Records to process
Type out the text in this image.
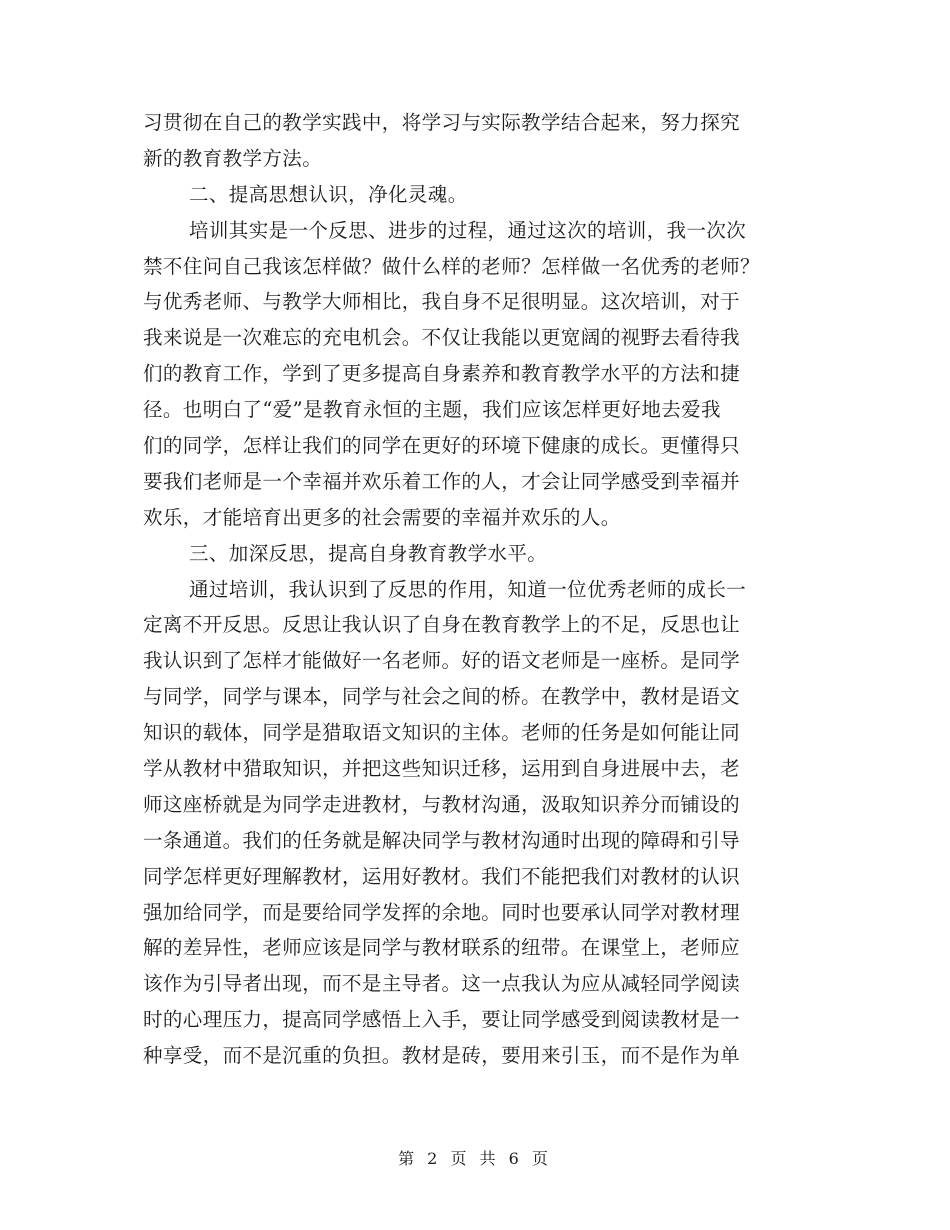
习贯彻在自己的教学实践中，将学习与实际教学结合起来，努力探究
新的教育教学方法。
二、提高思想认识，净化灵魂。
培训其实是一个反思、进步的过程，通过这次的培训，我一次次
禁不住问自己我该怎样做？做什么样的老师？怎样做一名优秀的老师？
与优秀老师、与教学大师相比，我自身不足很明显。这次培训，对于
我来说是一次难忘的充电机会。不仅让我能以更宽阔的视野去看待我
们的教育工作，学到了更多提高自身素养和教育教学水平的方法和捷
径。也明白了“爱”是教育永恒的主题，我们应该怎样更好地去爱我
们的同学，怎样让我们的同学在更好的环境下健康的成长。更懂得只
要我们老师是一个幸福并欢乐着工作的人，才会让同学感受到幸福并
欢乐，才能培育出更多的社会需要的幸福并欢乐的人。
三、加深反思，提高自身教育教学水平。
通过培训，我认识到了反思的作用，知道一位优秀老师的成长一
定离不开反思。反思让我认识了自身在教育教学上的不足，反思也让
我认识到了怎样才能做好一名老师。好的语文老师是一座桥。是同学
与同学，同学与课本，同学与社会之间的桥。在教学中，教材是语文
知识的载体，同学是猎取语文知识的主体。老师的任务是如何能让同
学从教材中猎取知识，并把这些知识迁移，运用到自身进展中去，老
师这座桥就是为同学走进教材，与教材沟通，汲取知识养分而铺设的
一条通道。我们的任务就是解决同学与教材沟通时出现的障碍和引导
同学怎样更好理解教材，运用好教材。我们不能把我们对教材的认识
强加给同学，而是要给同学发挥的余地。同时也要承认同学对教材理
解的差异性，老师应该是同学与教材联系的纽带。在课堂上，老师应
该作为引导者出现，而不是主导者。这一点我认为应从减轻同学阅读
时的心理压力，提高同学感悟上入手，要让同学感受到阅读教材是一
种享受，而不是沉重的负担。教材是砖，要用来引玉，而不是作为单
第 2 页 共 6 页
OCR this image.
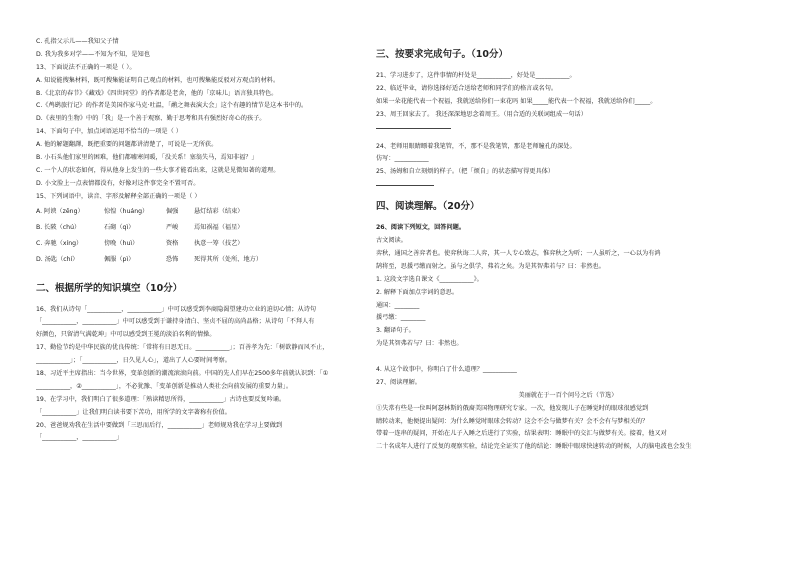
C. 孔指父示儿——我知父子情
D. 我为我多对学——不知为不知，是知也
13、下面说法不正确的一项是（ ）。
A. 知说能搜集材料，既可搜集能证明自己观点的材料，也可搜集能反驳对方观点的材料。
B.《北京的春节》《藏戏》《四世同堂》的作者都是老舍，他的「京味儿」语言独具特色。
C.《鸬鹚旅行记》的作者是美国作家马克·吐温，「鹬之舞表演大会」这个有趣的情节是这本书中的。
D.《表里的生物》中的「我」是一个善于观察、勤于思考和具有强烈好奇心的孩子。
14、下面句子中，加点词语运用不恰当的一项是（ ）
A. 他的解题翻譯，既把重要的问题都讲清楚了，可说是一无所获。
B. 小石头他们家里的困难，他们都嘘寒问暖，「没关系！塞翁失马，焉知非福？」
C. 一个人的状态如何，得从他身上发生的一些大事才能看出来，这就是见微知著的道理。
D. 小文脸上一点表情都没有，好像对这件事完全不置可否。
15、下列词语中，读音、字形及解释全部正确的一项是（ ）
A. 阿谀（zēng）	惊惶（huáng）	倔强	悬灯结彩（结束）
B. 长陂（chú）	石砌（qì）	严峻	焉知祸福（福星）
C. 奔驰（xíng）	傍晚（huì）	资格	执意一筹（技艺）
D. 汤匙（chí）	佩服（pì）	恐怖	死得其所（处所、地方）
二、根据所学的知识填空（10分）
16、我们从诗句「___________，___________」中可以感受到李商隐渴望建功立业的迫切心情；从诗句
「___________，___________」中可以感受到于谦持身清白、坚贞不屈的高尚品格；从诗句「不拜人有
好颜色，只留清气满乾坤」中可以感受到王冕的淡泊名利的情操。
17、勤俭节约是中华民族的优良传统：「常将有日思无日。___________」；百善孝为先：「树欲静而风不止，
___________」；「___________，日久见人心」，道出了人心要时间考察。
18、习近平主席指出：当今世界，变革创新的潮流滚滚向前。中国的先人们早在2500多年前就认识到：「①
___________，②___________」，不必犹豫、「变革创新是推动人类社会向前发展的重要力量」。
19、在学习中，我们明白了很多道理：「熟读精思所得，___________」古诗也要反复吟诵。
「___________」让我们明白读书要下苦功，用所学的文字著称有价值。
20、爸爸规劝我在生活中要做到「三思而后行，___________」老师规劝我在学习上要做到
「___________，___________」
三、按要求完成句子。（10分）
21、学习进步了，这件事情的杆处是___________，好处是___________。
22、临近毕业，请你选择好适合送给老师和同学们的格言或名句。
如果一朵花能代表一个祝福，我就送给你们一束花吗 如果_____能代表一个祝福，我就送给你们_____。
23、周王回家去了。 我还深深地思念着周王。（用合适的关联词组成一句话）
24、老师用眼睛瞟着我笔管，不，那不是我笔管，那是老师瞳孔的深处。
仿写：___________
25、汤姆和自立刻烦的样子。（把「烦自」的状态描写得更具体）
四、阅读理解。（20分）
26、阅读下列短文，回答问题。
古文阅读。
弈秋，通国之善弈者也。使弈秋诲二人弈，其一人专心致志，惟弈秋之为听；一人虽听之，一心以为有鸿
鹄将至，思援弓缴而射之。虽与之俱学，弗若之矣。为是其智弗若与？曰：非然也。
1. 这段文字选自课文《___________》。
2. 解释下面加点字词的意思。
通国：________
援弓缴：________
3. 翻译句子。
为是其智弗若与？曰：非然也。
4. 从这个故事中，你明白了什么道理？___________
27、阅读理解。
美丽就在于一百个问号之后（节选）
①失常有些是一位叫阿瑟林斯的俄裔美国物理研究专家。一次，他发现儿子在睡觉时的眼球很感觉到
睛转动来，他便提出疑问：为什么睡觉时眼球会转动？这会不会与做梦有关？会不会有与梦相关的？
带着一连串的疑问，开始在儿子入睡之后进行了实验，结果表明：睡眠中的交汇与做梦有关。接着，他又对
二十名成年人进行了反复的观察实验，结论完全证实了他的结论：睡眠中眼球快速转动的时候，人的脑电波也会发生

Task instructions
Copy the data word for word. Pictures do not go in the copy.

Task response
Type out the text in this image.
习贯彻在自己的教学实践中，将学习与实际教学结合起来，努力探究
新的教育教学方法。
二、提高思想认识，净化灵魂。
培训其实是一个反思、进步的过程，通过这次的培训，我一次次
禁不住问自己我该怎样做？做什么样的老师？怎样做一名优秀的老师？
与优秀老师、与教学大师相比，我自身不足很明显。这次培训，对于
我来说是一次难忘的充电机会。不仅让我能以更宽阔的视野去看待我
们的教育工作，学到了更多提高自身素养和教育教学水平的方法和捷
径。也明白了“爱”是教育永恒的主题，我们应该怎样更好地去爱我
们的同学，怎样让我们的同学在更好的环境下健康的成长。更懂得只
要我们老师是一个幸福并欢乐着工作的人，才会让同学感受到幸福并
欢乐，才能培育出更多的社会需要的幸福并欢乐的人。
三、加深反思，提高自身教育教学水平。
通过培训，我认识到了反思的作用，知道一位优秀老师的成长一
定离不开反思。反思让我认识了自身在教育教学上的不足，反思也让
我认识到了怎样才能做好一名老师。好的语文老师是一座桥。是同学
与同学，同学与课本，同学与社会之间的桥。在教学中，教材是语文
知识的载体，同学是猎取语文知识的主体。老师的任务是如何能让同
学从教材中猎取知识，并把这些知识迁移，运用到自身进展中去，老
师这座桥就是为同学走进教材，与教材沟通，汲取知识养分而铺设的
一条通道。我们的任务就是解决同学与教材沟通时出现的障碍和引导
同学怎样更好理解教材，运用好教材。我们不能把我们对教材的认识
强加给同学，而是要给同学发挥的余地。同时也要承认同学对教材理
解的差异性，老师应该是同学与教材联系的纽带。在课堂上，老师应
该作为引导者出现，而不是主导者。这一点我认为应从减轻同学阅读
时的心理压力，提高同学感悟上入手，要让同学感受到阅读教材是一
种享受，而不是沉重的负担。教材是砖，要用来引玉，而不是作为单
第 2 页 共 6 页
OCR this image.
C. 孔指父示儿——我知父子情
D. 我为我多对学——不知为不知，是知也
13、下面说法不正确的一项是（ ）。
A. 知说能搜集材料，既可搜集能证明自己观点的材料，也可搜集能反驳对方观点的材料。
B.《北京的春节》《藏戏》《四世同堂》的作者都是老舍，他的「京味儿」语言独具特色。
C.《鸬鹚旅行记》的作者是美国作家马克·吐温，「鹬之舞表演大会」这个有趣的情节是这本书中的。
D.《表里的生物》中的「我」是一个善于观察、勤于思考和具有强烈好奇心的孩子。
14、下面句子中，加点词语运用不恰当的一项是（ ）
A. 他的解题翻譯，既把重要的问题都讲清楚了，可说是一无所获。
B. 小石头他们家里的困难，他们都嘘寒问暖，「没关系！塞翁失马，焉知非福？」
C. 一个人的状态如何，得从他身上发生的一些大事才能看出来，这就是见微知著的道理。
D. 小文脸上一点表情都没有，好像对这件事完全不置可否。
15、下列词语中，读音、字形及解释全部正确的一项是（ ）
A. 阿谀（zēng）	惊惶（huáng）	倔强	悬灯结彩（结束）
B. 长陂（chú）	石砌（qì）	严峻	焉知祸福（福星）
C. 奔驰（xíng）	傍晚（huì）	资格	执意一筹（技艺）
D. 汤匙（chí）	佩服（pì）	恐怖	死得其所（处所、地方）
二、根据所学的知识填空（10分）
16、我们从诗句「___________，___________」中可以感受到李商隐渴望建功立业的迫切心情；从诗句
「___________，___________」中可以感受到于谦持身清白、坚贞不屈的高尚品格；从诗句「不拜人有
好颜色，只留清气满乾坤」中可以感受到王冕的淡泊名利的情操。
17、勤俭节约是中华民族的优良传统：「常将有日思无日。___________」；百善孝为先：「树欲静而风不止，
___________」；「___________，日久见人心」，道出了人心要时间考察。
18、习近平主席指出：当今世界，变革创新的潮流滚滚向前。中国的先人们早在2500多年前就认识到：「①
___________，②___________」，不必犹豫、「变革创新是推动人类社会向前发展的重要力量」。
19、在学习中，我们明白了很多道理：「熟读精思所得，___________」古诗也要反复吟诵。
「___________」让我们明白读书要下苦功，用所学的文字著称有价值。
20、爸爸规劝我在生活中要做到「三思而后行，___________」老师规劝我在学习上要做到
「___________，___________」
三、按要求完成句子。（10分）
21、学习进步了，这件事情的杆处是___________，好处是___________。
22、临近毕业，请你选择好适合送给老师和同学们的格言或名句。
如果一朵花能代表一个祝福，我就送给你们一束花吗 如果_____能代表一个祝福，我就送给你们_____。
23、周王回家去了。 我还深深地思念着周王。（用合适的关联词组成一句话）
24、老师用眼睛瞟着我笔管，不，那不是我笔管，那是老师瞳孔的深处。
仿写：___________
25、汤姆和自立刻烦的样子。（把「烦自」的状态描写得更具体）
四、阅读理解。（20分）
26、阅读下列短文，回答问题。
古文阅读。
弈秋，通国之善弈者也。使弈秋诲二人弈，其一人专心致志，惟弈秋之为听；一人虽听之，一心以为有鸿
鹄将至，思援弓缴而射之。虽与之俱学，弗若之矣。为是其智弗若与？曰：非然也。
1. 这段文字选自课文《___________》。
2. 解释下面加点字词的意思。
通国：________
援弓缴：________
3. 翻译句子。
为是其智弗若与？曰：非然也。
4. 从这个故事中，你明白了什么道理？___________
27、阅读理解。
美丽就在于一百个问号之后（节选）
①失常有些是一位叫阿瑟林斯的俄裔美国物理研究专家。一次，他发现儿子在睡觉时的眼球很感觉到
睛转动来，他便提出疑问：为什么睡觉时眼球会转动？这会不会与做梦有关？会不会有与梦相关的？
带着一连串的疑问，开始在儿子入睡之后进行了实验，结果表明：睡眠中的交汇与做梦有关。接着，他又对
二十名成年人进行了反复的观察实验，结论完全证实了他的结论：睡眠中眼球快速转动的时候，人的脑电波也会发生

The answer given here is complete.